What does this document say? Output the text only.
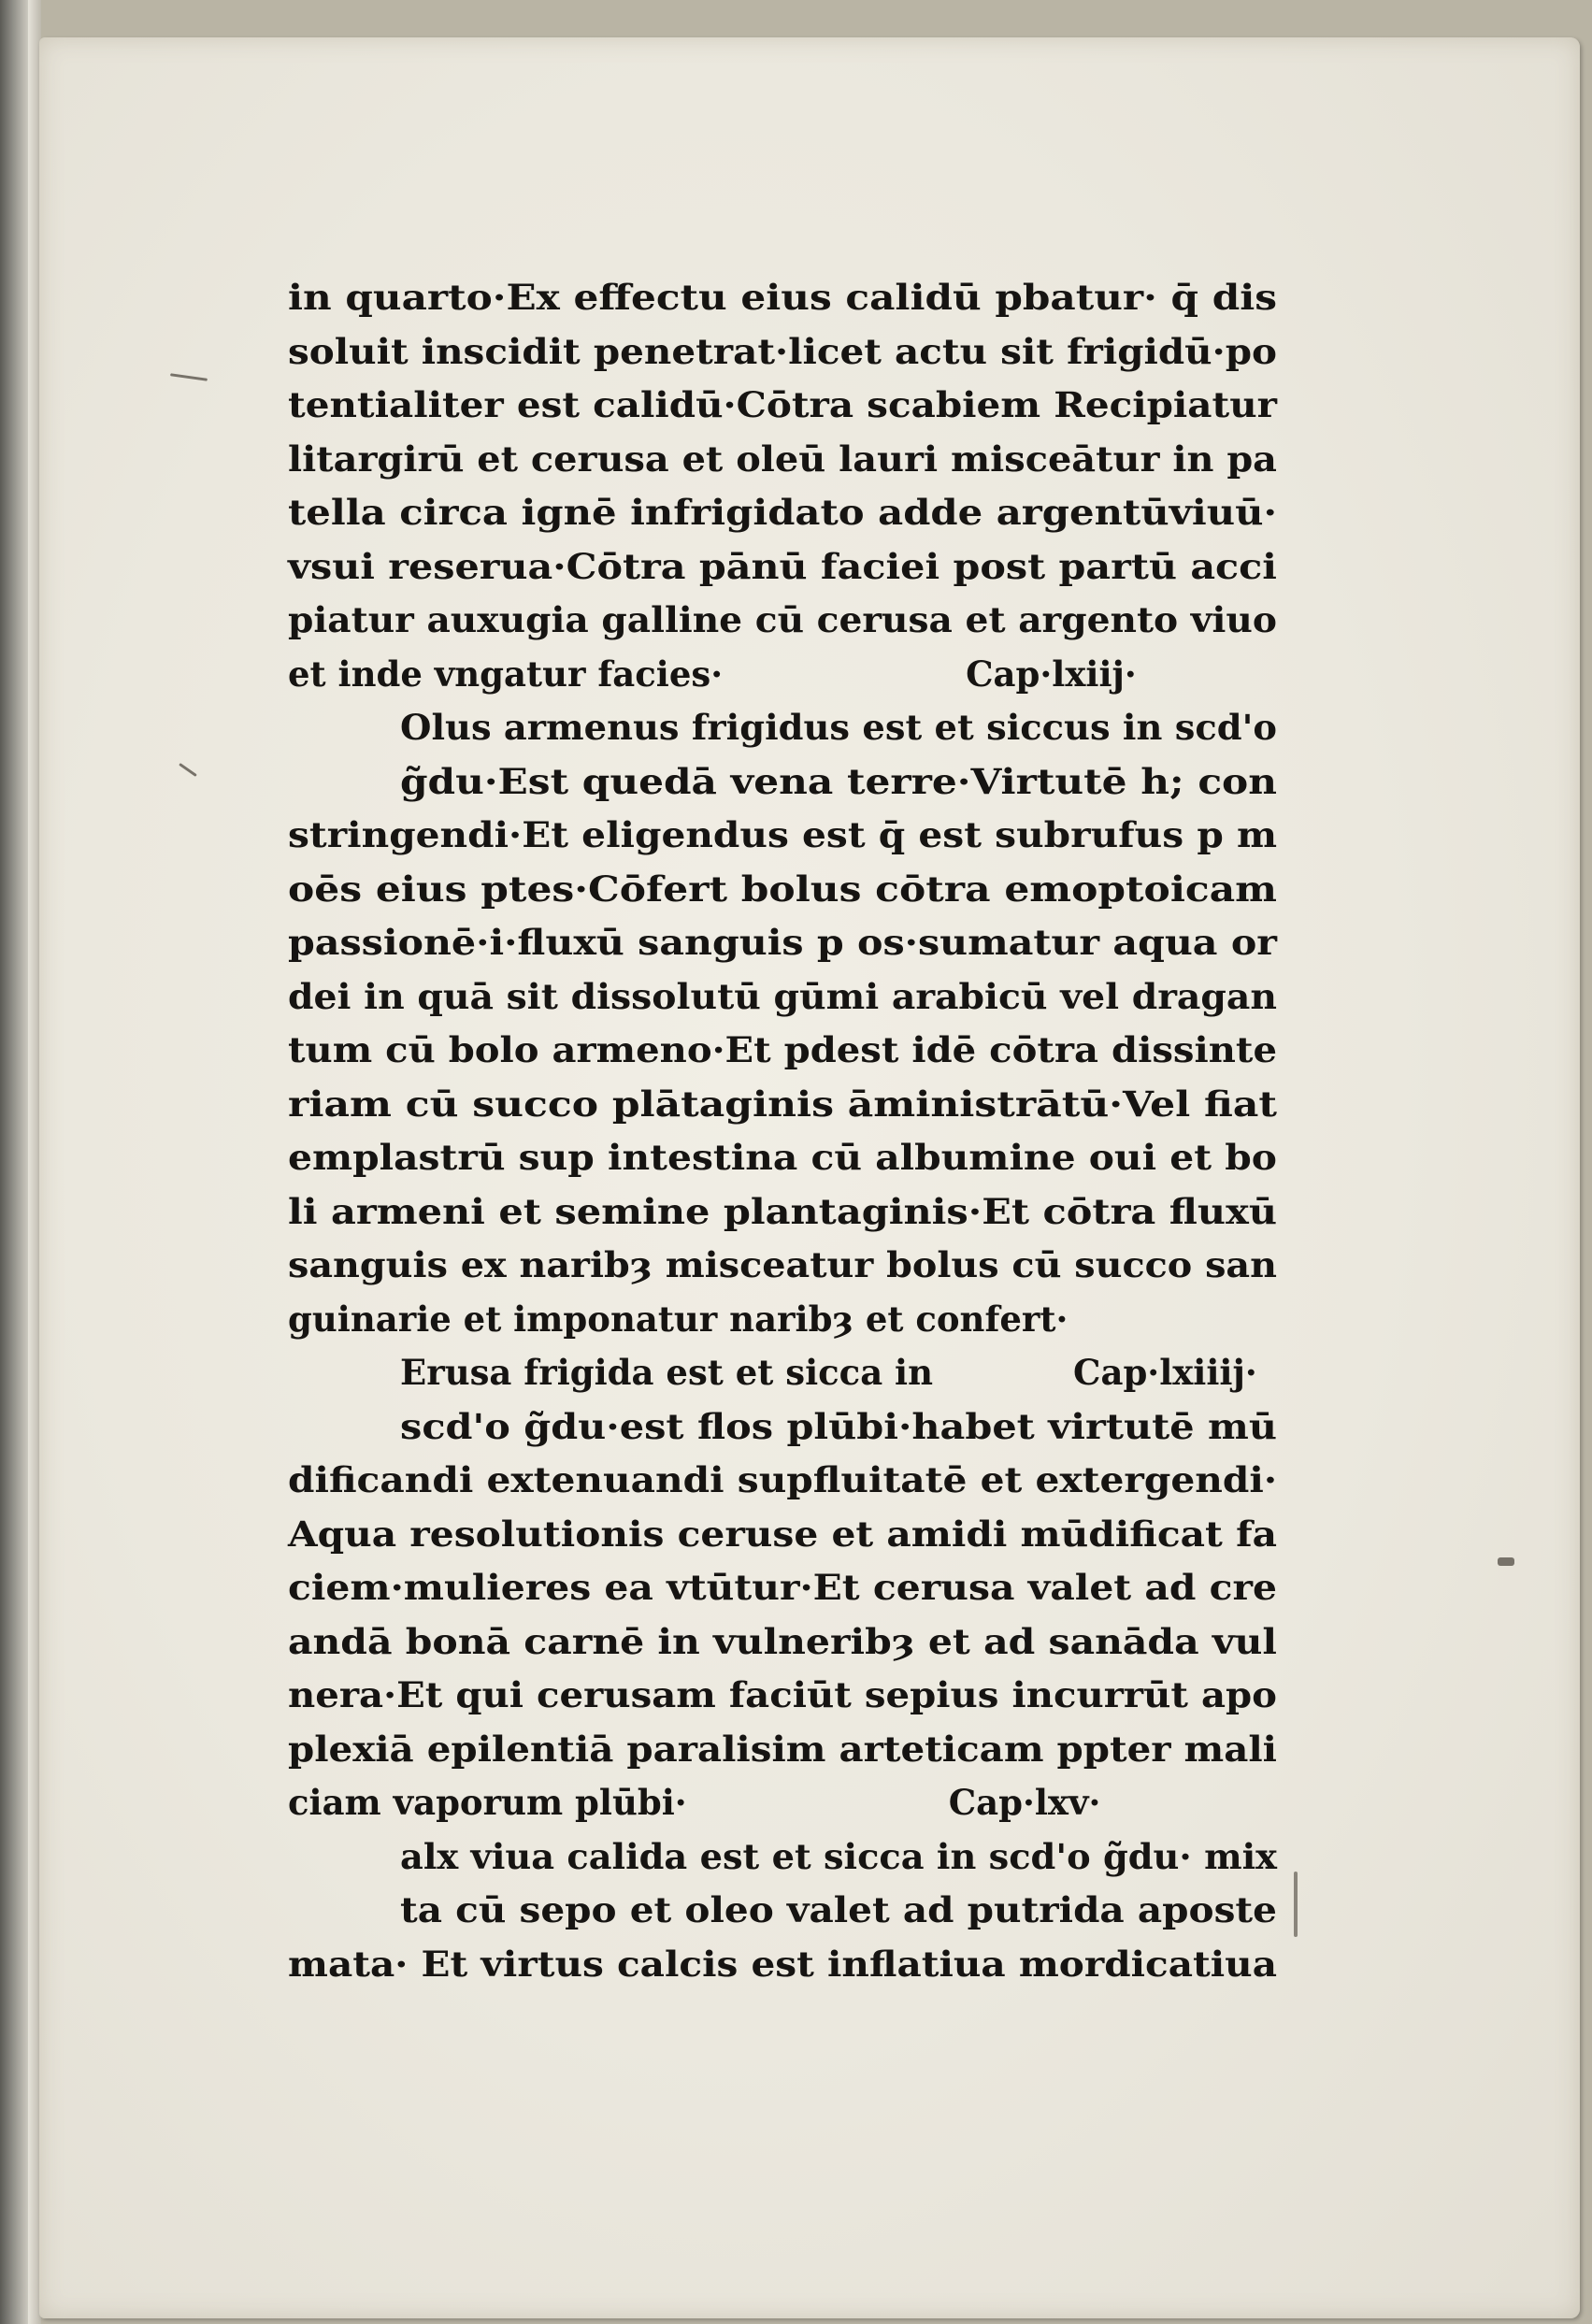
in quarto·Ex effectu eius calidū pbatur· q̄ dis
soluit inscidit penetrat·licet actu sit frigidū·po
tentialiter est calidū·Cōtra scabiem Recipiatur
litargirū et cerusa et oleū lauri misceātur in pa
tella circa ignē infrigidato adde argentūviuū·
vsui reserua·Cōtra pānū faciei post partū acci
piatur auxugia galline cū cerusa et argento viuo
et inde vngatur facies·	Cap·lxiij·
Olus armenus frigidus est et siccus in scd'o
g̃du·Est quedā vena terre·Virtutē h; con
stringendi·Et eligendus est q̄ est subrufus p m
oēs eius ptes·Cōfert bolus cōtra emoptoicam
passionē·i·fluxū sanguis p os·sumatur aqua or
dei in quā sit dissolutū gūmi arabicū vel dragan
tum cū bolo armeno·Et pdest idē cōtra dissinte
riam cū succo plātaginis āministrātū·Vel fiat
emplastrū sup intestina cū albumine oui et bo
li armeni et semine plantaginis·Et cōtra fluxū
sanguis ex naribȝ misceatur bolus cū succo san
guinarie et imponatur naribȝ et confert·
Erusa frigida est et sicca in	Cap·lxiiij·
scd'o g̃du·est flos plūbi·habet virtutē mū
dificandi extenuandi supfluitatē et extergendi·
Aqua resolutionis ceruse et amidi mūdificat fa
ciem·mulieres ea vtūtur·Et cerusa valet ad cre
andā bonā carnē in vulneribȝ et ad sanāda vul
nera·Et qui cerusam faciūt sepius incurrūt apo
plexiā epilentiā paralisim arteticam ppter mali
ciam vaporum plūbi·	Cap·lxv·
alx viua calida est et sicca in scd'o g̃du· mix
ta cū sepo et oleo valet ad putrida aposte
mata· Et virtus calcis est inflatiua mordicatiua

> Work to complete: Omit the images and transcribe all of the records above word for word.

> Exercise result:
What does this document say? Output the text only.
in quarto·Ex effectu eius calidū pbatur· q̄ dis
soluit inscidit penetrat·licet actu sit frigidū·po
tentialiter est calidū·Cōtra scabiem Recipiatur
litargirū et cerusa et oleū lauri misceātur in pa
tella circa ignē infrigidato adde argentūviuū·
vsui reserua·Cōtra pānū faciei post partū acci
piatur auxugia galline cū cerusa et argento viuo
et inde vngatur facies·	Cap·lxiij·
Olus armenus frigidus est et siccus in scd'o
g̃du·Est quedā vena terre·Virtutē h; con
stringendi·Et eligendus est q̄ est subrufus p m
oēs eius ptes·Cōfert bolus cōtra emoptoicam
passionē·i·fluxū sanguis p os·sumatur aqua or
dei in quā sit dissolutū gūmi arabicū vel dragan
tum cū bolo armeno·Et pdest idē cōtra dissinte
riam cū succo plātaginis āministrātū·Vel fiat
emplastrū sup intestina cū albumine oui et bo
li armeni et semine plantaginis·Et cōtra fluxū
sanguis ex naribȝ misceatur bolus cū succo san
guinarie et imponatur naribȝ et confert·
Erusa frigida est et sicca in	Cap·lxiiij·
scd'o g̃du·est flos plūbi·habet virtutē mū
dificandi extenuandi supfluitatē et extergendi·
Aqua resolutionis ceruse et amidi mūdificat fa
ciem·mulieres ea vtūtur·Et cerusa valet ad cre
andā bonā carnē in vulneribȝ et ad sanāda vul
nera·Et qui cerusam faciūt sepius incurrūt apo
plexiā epilentiā paralisim arteticam ppter mali
ciam vaporum plūbi·	Cap·lxv·
alx viua calida est et sicca in scd'o g̃du· mix
ta cū sepo et oleo valet ad putrida aposte
mata· Et virtus calcis est inflatiua mordicatiua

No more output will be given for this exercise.